■ **OBJECTIVE**
Return each entry exactly, with none missing.

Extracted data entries
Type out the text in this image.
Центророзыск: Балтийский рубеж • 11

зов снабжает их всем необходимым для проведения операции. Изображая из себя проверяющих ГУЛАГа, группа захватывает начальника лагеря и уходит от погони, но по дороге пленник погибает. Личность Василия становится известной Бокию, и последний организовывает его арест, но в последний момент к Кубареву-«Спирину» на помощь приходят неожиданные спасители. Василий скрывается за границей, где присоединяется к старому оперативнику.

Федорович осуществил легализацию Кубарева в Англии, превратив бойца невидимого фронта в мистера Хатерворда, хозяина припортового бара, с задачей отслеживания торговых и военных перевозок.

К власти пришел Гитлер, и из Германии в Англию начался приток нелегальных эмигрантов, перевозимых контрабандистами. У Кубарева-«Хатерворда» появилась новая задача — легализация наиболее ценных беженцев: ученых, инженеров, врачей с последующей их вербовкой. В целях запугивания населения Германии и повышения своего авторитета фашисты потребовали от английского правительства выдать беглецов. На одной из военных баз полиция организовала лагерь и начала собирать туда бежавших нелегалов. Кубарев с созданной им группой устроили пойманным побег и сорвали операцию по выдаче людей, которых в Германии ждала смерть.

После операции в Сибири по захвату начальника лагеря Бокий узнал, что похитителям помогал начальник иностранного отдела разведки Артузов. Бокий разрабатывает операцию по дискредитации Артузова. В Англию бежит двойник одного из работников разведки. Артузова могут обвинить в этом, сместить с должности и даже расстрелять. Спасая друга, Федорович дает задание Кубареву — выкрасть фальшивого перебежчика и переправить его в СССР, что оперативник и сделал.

■ **RESULT BELOW**
Type out the text in this image.
Центророзыск: Балтийский рубеж • 11

зов снабжает их всем необходимым для проведения операции. Изображая из себя проверяющих ГУЛАГа, группа захватывает начальника лагеря и уходит от погони, но по дороге пленник погибает. Личность Василия становится известной Бокию, и последний организовывает его арест, но в последний момент к Кубареву-«Спирину» на помощь приходят неожиданные спасители. Василий скрывается за границей, где присоединяется к старому оперативнику.

Федорович осуществил легализацию Кубарева в Англии, превратив бойца невидимого фронта в мистера Хатерворда, хозяина припортового бара, с задачей отслеживания торговых и военных перевозок.

К власти пришел Гитлер, и из Германии в Англию начался приток нелегальных эмигрантов, перевозимых контрабандистами. У Кубарева-«Хатерворда» появилась новая задача — легализация наиболее ценных беженцев: ученых, инженеров, врачей с последующей их вербовкой. В целях запугивания населения Германии и повышения своего авторитета фашисты потребовали от английского правительства выдать беглецов. На одной из военных баз полиция организовала лагерь и начала собирать туда бежавших нелегалов. Кубарев с созданной им группой устроили пойманным побег и сорвали операцию по выдаче людей, которых в Германии ждала смерть.

После операции в Сибири по захвату начальника лагеря Бокий узнал, что похитителям помогал начальник иностранного отдела разведки Артузов. Бокий разрабатывает операцию по дискредитации Артузова. В Англию бежит двойник одного из работников разведки. Артузова могут обвинить в этом, сместить с должности и даже расстрелять. Спасая друга, Федорович дает задание Кубареву — выкрасть фальшивого перебежчика и переправить его в СССР, что оперативник и сделал.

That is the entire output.